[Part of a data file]
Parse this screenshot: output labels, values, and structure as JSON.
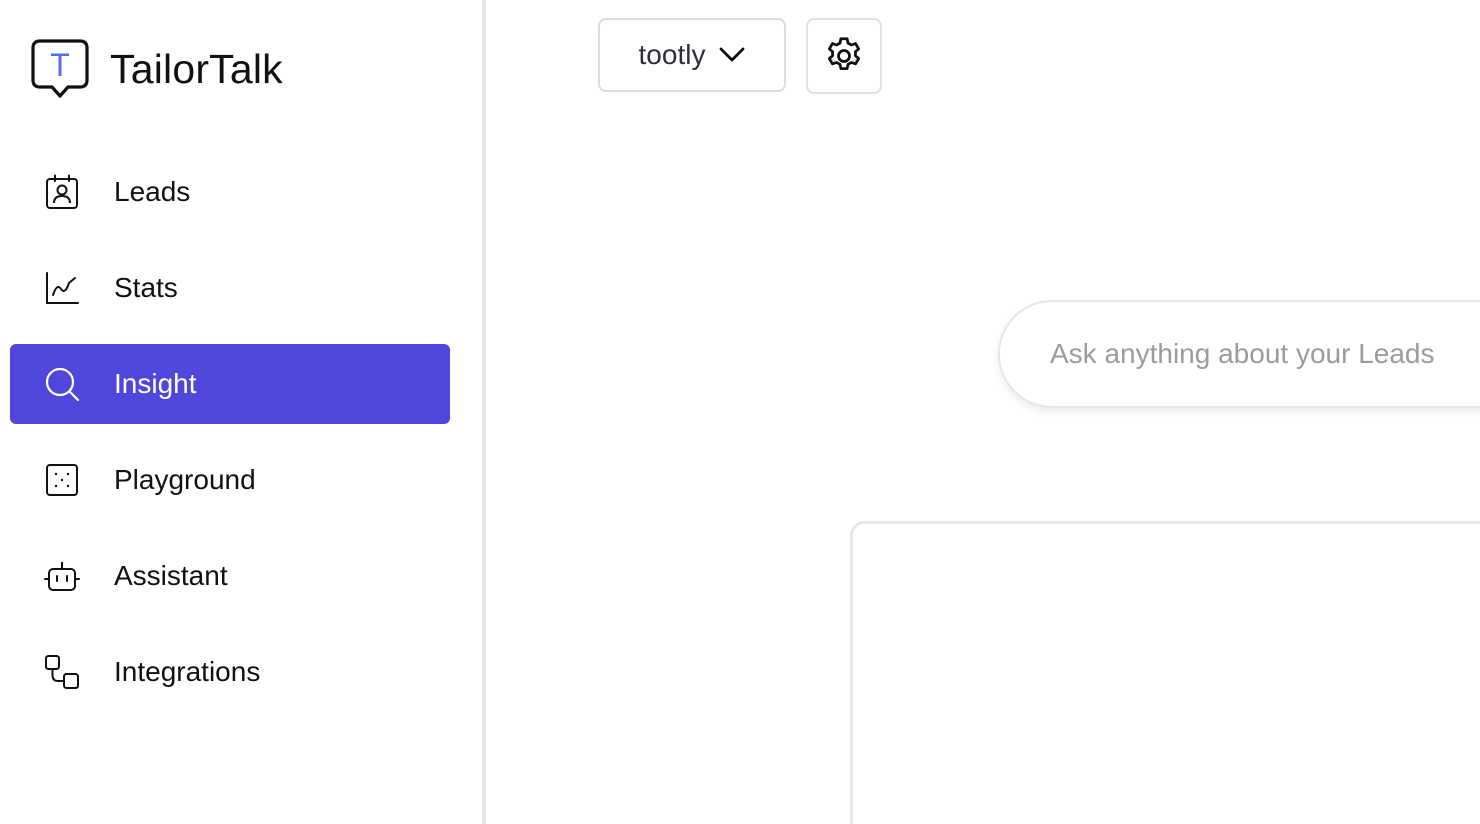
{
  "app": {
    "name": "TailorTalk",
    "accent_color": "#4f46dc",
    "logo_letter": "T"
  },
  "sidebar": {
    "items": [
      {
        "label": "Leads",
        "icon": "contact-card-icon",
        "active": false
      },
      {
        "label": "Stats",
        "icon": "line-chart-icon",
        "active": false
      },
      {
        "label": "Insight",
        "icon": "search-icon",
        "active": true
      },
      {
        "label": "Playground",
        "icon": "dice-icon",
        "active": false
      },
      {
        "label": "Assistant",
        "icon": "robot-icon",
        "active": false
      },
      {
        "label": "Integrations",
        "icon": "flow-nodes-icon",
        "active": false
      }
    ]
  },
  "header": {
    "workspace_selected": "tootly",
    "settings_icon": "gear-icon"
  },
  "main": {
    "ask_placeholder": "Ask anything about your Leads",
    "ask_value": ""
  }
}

** TO BE DONE **
Using the data above, print every line exactly, omitting pictures.

** EXERCISE ANSWER **
Parse this screenshot: output labels, values, and structure as JSON.
{
  "app": {
    "name": "TailorTalk",
    "accent_color": "#4f46dc",
    "logo_letter": "T"
  },
  "sidebar": {
    "items": [
      {
        "label": "Leads",
        "icon": "contact-card-icon",
        "active": false
      },
      {
        "label": "Stats",
        "icon": "line-chart-icon",
        "active": false
      },
      {
        "label": "Insight",
        "icon": "search-icon",
        "active": true
      },
      {
        "label": "Playground",
        "icon": "dice-icon",
        "active": false
      },
      {
        "label": "Assistant",
        "icon": "robot-icon",
        "active": false
      },
      {
        "label": "Integrations",
        "icon": "flow-nodes-icon",
        "active": false
      }
    ]
  },
  "header": {
    "workspace_selected": "tootly",
    "settings_icon": "gear-icon"
  },
  "main": {
    "ask_placeholder": "Ask anything about your Leads",
    "ask_value": ""
  }
}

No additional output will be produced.